# Given records
════
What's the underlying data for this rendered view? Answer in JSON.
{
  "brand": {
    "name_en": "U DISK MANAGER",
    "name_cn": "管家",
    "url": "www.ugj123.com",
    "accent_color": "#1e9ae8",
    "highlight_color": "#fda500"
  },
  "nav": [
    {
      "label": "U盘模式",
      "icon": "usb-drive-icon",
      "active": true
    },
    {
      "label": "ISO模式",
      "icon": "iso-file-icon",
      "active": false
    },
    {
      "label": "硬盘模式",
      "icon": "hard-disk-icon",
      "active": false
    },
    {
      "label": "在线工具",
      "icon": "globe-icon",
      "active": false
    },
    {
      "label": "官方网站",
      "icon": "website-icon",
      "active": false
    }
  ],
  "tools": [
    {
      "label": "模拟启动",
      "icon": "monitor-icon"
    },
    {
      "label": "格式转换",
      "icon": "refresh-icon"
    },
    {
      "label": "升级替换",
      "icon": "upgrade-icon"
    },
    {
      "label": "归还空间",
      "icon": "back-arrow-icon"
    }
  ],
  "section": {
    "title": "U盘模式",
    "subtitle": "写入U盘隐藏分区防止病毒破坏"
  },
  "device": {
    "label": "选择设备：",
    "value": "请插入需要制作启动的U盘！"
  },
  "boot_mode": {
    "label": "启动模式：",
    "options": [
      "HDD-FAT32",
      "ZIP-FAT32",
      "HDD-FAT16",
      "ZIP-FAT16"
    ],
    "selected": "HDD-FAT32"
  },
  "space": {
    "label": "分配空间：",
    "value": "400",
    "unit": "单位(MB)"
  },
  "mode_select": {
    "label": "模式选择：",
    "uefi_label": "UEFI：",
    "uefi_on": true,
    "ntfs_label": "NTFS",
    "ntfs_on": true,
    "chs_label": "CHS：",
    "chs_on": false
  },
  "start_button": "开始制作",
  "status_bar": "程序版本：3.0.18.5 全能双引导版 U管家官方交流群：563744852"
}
════
# Exercise objective
Look through the entries above; copy every line holding the string "true".

# Full output
      "active": true
    "uefi_on": true,
    "ntfs_on": true,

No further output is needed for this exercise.